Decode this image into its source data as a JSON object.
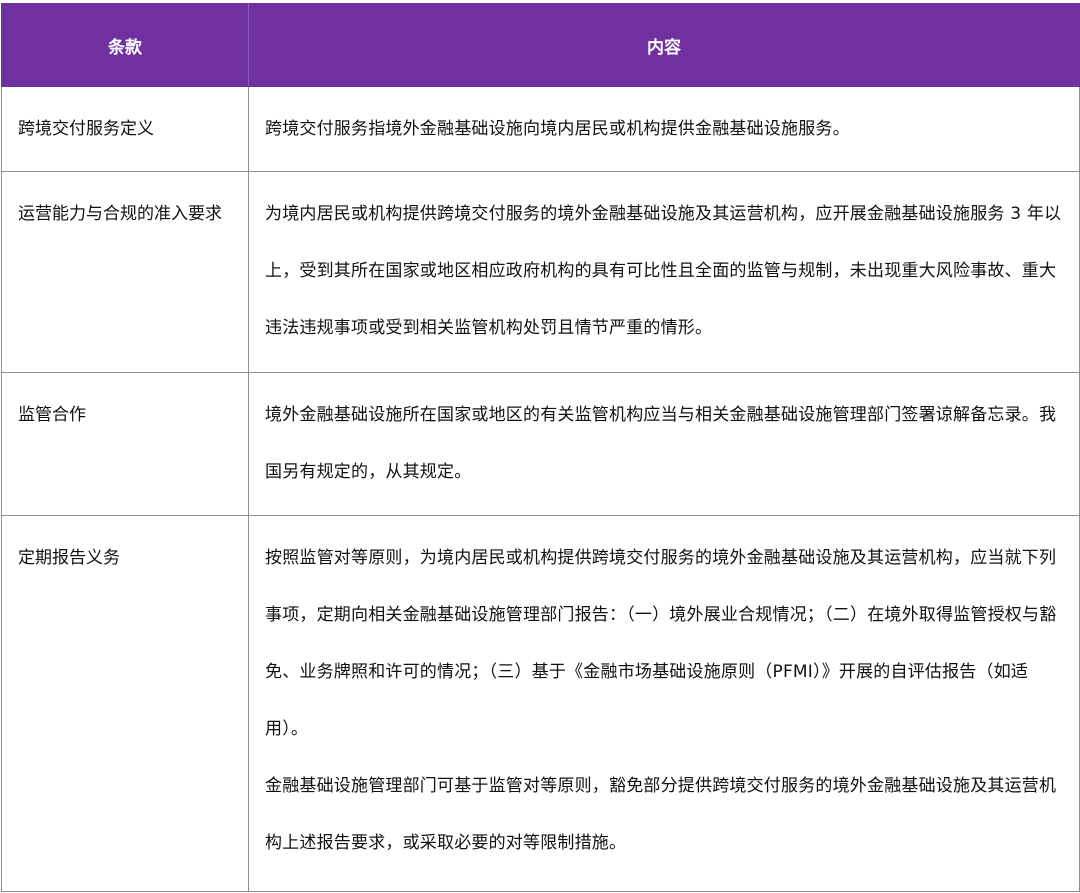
{
  "table": {
    "header": {
      "col1": "条款",
      "col2": "内容"
    },
    "rows": [
      {
        "term": "跨境交付服务定义",
        "content": [
          "跨境交付服务指境外金融基础设施向境内居民或机构提供金融基础设施服务。"
        ]
      },
      {
        "term": "运营能力与合规的准入要求",
        "content": [
          "为境内居民或机构提供跨境交付服务的境外金融基础设施及其运营机构，应开展金融基础设施服务 3 年以上，受到其所在国家或地区相应政府机构的具有可比性且全面的监管与规制，未出现重大风险事故、重大违法违规事项或受到相关监管机构处罚且情节严重的情形。"
        ]
      },
      {
        "term": "监管合作",
        "content": [
          "境外金融基础设施所在国家或地区的有关监管机构应当与相关金融基础设施管理部门签署谅解备忘录。我国另有规定的，从其规定。"
        ]
      },
      {
        "term": "定期报告义务",
        "content": [
          "按照监管对等原则，为境内居民或机构提供跨境交付服务的境外金融基础设施及其运营机构，应当就下列事项，定期向相关金融基础设施管理部门报告：（一）境外展业合规情况；（二）在境外取得监管授权与豁免、业务牌照和许可的情况；（三）基于《金融市场基础设施原则（PFMI）》开展的自评估报告（如适用）。",
          "金融基础设施管理部门可基于监管对等原则，豁免部分提供跨境交付服务的境外金融基础设施及其运营机构上述报告要求，或采取必要的对等限制措施。"
        ]
      }
    ]
  }
}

▶ [Short task]
Extract, from the material above, each line holding the word "term".

▶ [Result]
        "term": "跨境交付服务定义",
        "term": "运营能力与合规的准入要求",
        "term": "监管合作",
        "term": "定期报告义务",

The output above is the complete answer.